* WHAT TO WORK ON: Return the complete listing that follows, with each line reproduced exactly.

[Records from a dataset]
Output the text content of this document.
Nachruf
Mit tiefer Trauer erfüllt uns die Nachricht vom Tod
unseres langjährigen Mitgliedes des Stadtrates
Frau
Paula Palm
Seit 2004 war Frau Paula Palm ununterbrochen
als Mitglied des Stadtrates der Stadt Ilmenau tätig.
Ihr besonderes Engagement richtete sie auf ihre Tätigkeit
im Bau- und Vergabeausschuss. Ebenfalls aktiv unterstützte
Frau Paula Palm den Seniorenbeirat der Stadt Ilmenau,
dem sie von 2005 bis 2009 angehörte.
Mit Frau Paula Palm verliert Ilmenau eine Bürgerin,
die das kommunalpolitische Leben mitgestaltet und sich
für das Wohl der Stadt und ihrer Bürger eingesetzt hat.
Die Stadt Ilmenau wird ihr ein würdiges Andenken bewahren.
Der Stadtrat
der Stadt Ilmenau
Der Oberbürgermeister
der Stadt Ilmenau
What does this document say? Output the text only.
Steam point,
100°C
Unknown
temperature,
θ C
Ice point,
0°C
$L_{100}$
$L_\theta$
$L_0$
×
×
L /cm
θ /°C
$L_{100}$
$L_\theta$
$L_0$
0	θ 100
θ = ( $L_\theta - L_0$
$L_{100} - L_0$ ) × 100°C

* THE OUTPUT:
Output the text content of this document.
Nachruf
Mit tiefer Trauer erfüllt uns die Nachricht vom Tod
unseres langjährigen Mitgliedes des Stadtrates
Frau
Paula Palm
Seit 2004 war Frau Paula Palm ununterbrochen
als Mitglied des Stadtrates der Stadt Ilmenau tätig.
Ihr besonderes Engagement richtete sie auf ihre Tätigkeit
im Bau- und Vergabeausschuss. Ebenfalls aktiv unterstützte
Frau Paula Palm den Seniorenbeirat der Stadt Ilmenau,
dem sie von 2005 bis 2009 angehörte.
Mit Frau Paula Palm verliert Ilmenau eine Bürgerin,
die das kommunalpolitische Leben mitgestaltet und sich
für das Wohl der Stadt und ihrer Bürger eingesetzt hat.
Die Stadt Ilmenau wird ihr ein würdiges Andenken bewahren.
Der Stadtrat
der Stadt Ilmenau
Der Oberbürgermeister
der Stadt Ilmenau
What does this document say? Output the text only.
Steam point,
100°C
Unknown
temperature,
θ C
Ice point,
0°C
$L_{100}$
$L_\theta$
$L_0$
×
×
L /cm
θ /°C
$L_{100}$
$L_\theta$
$L_0$
0	θ 100
θ = ( $L_\theta - L_0$
$L_{100} - L_0$ ) × 100°C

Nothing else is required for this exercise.